BEGIN Provided data

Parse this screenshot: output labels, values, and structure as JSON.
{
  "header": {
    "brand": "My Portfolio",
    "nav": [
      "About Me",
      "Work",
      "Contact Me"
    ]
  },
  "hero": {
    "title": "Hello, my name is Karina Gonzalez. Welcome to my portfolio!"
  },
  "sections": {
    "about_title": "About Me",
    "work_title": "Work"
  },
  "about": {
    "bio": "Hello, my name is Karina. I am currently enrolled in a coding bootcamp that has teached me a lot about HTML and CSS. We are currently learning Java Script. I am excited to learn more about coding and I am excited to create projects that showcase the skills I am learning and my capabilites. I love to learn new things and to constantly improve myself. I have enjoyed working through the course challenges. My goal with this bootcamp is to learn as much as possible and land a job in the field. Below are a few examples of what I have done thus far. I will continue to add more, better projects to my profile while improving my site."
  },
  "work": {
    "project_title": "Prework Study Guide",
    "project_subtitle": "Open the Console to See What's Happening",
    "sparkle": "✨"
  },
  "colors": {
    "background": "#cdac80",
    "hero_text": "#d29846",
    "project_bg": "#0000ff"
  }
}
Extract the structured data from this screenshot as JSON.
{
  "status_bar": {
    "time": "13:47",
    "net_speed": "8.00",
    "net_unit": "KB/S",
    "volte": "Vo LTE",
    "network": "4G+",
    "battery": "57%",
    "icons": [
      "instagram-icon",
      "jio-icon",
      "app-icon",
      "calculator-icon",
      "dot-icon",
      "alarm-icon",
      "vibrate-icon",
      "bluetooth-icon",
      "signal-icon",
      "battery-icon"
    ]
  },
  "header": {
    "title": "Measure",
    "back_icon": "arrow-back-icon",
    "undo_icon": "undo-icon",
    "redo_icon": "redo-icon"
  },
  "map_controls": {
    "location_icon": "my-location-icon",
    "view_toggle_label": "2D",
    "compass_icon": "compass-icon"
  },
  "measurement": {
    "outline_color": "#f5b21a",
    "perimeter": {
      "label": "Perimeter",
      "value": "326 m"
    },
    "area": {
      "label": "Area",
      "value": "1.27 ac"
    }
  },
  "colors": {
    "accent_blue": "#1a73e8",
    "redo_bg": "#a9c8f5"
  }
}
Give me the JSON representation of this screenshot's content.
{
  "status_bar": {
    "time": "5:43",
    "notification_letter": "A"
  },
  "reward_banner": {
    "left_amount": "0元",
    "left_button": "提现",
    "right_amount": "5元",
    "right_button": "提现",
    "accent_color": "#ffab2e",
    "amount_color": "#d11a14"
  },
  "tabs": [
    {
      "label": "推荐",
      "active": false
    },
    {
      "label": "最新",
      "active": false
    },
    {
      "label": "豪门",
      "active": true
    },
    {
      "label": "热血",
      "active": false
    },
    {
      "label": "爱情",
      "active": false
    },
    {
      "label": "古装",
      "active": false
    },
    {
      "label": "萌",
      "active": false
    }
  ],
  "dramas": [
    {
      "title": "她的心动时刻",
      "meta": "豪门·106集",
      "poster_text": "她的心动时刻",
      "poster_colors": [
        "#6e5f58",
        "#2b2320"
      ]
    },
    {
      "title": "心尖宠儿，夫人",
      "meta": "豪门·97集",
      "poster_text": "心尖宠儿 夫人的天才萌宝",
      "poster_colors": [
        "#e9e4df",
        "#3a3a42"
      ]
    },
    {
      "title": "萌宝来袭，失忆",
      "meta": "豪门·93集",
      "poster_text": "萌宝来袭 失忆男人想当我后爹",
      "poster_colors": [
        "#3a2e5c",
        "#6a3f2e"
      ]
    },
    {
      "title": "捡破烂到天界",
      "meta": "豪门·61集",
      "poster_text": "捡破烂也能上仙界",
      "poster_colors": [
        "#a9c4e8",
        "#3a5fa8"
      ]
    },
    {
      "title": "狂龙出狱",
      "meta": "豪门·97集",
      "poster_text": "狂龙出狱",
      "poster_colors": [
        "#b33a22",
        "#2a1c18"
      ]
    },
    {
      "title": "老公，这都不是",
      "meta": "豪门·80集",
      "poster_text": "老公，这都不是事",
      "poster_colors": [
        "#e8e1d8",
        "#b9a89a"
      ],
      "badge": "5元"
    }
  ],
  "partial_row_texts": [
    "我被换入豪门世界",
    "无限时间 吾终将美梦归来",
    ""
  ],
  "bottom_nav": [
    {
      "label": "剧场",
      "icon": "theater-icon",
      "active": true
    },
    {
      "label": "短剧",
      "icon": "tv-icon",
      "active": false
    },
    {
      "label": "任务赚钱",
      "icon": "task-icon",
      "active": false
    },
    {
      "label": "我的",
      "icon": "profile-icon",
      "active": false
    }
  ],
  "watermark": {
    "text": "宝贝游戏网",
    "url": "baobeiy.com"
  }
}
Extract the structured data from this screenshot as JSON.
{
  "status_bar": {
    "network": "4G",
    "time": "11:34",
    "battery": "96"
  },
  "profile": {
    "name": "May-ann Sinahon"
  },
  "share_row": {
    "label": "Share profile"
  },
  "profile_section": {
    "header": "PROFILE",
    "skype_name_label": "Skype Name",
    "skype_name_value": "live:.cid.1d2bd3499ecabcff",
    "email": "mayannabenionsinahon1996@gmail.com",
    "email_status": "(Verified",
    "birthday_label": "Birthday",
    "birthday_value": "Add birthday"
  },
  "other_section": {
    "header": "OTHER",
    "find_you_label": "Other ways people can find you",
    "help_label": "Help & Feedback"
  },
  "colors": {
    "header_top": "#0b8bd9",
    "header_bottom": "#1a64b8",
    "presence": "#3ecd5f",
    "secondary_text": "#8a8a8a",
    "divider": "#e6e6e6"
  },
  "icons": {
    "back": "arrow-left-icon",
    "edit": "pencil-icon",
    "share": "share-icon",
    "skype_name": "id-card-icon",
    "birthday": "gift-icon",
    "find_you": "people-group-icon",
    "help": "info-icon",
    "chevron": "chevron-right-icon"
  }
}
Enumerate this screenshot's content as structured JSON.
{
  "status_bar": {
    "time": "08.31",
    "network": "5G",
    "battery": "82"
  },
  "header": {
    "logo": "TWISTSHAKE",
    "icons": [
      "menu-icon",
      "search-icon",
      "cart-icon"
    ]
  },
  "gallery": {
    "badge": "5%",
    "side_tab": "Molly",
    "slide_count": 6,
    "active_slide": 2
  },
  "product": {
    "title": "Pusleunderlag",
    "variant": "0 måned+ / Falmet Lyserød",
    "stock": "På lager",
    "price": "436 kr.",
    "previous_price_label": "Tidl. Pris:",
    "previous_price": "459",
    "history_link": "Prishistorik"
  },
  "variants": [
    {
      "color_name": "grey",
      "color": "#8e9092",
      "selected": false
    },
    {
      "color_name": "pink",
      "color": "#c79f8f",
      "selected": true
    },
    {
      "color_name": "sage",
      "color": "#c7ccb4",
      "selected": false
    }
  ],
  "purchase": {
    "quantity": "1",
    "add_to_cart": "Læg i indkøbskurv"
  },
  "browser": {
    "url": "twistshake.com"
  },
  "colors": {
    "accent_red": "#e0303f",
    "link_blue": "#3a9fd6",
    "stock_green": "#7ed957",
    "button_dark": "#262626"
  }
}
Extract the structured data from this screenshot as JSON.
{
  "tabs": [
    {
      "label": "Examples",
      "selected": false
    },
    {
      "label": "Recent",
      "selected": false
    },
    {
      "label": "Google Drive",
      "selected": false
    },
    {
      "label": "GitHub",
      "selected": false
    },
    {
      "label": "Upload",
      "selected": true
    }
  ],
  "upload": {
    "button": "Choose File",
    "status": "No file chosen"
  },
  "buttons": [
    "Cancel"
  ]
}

END Provided data

_Problem description_: In the listing above, how many lines include the word "meta"? Answer with the number and nothing more.

_The answer_: 6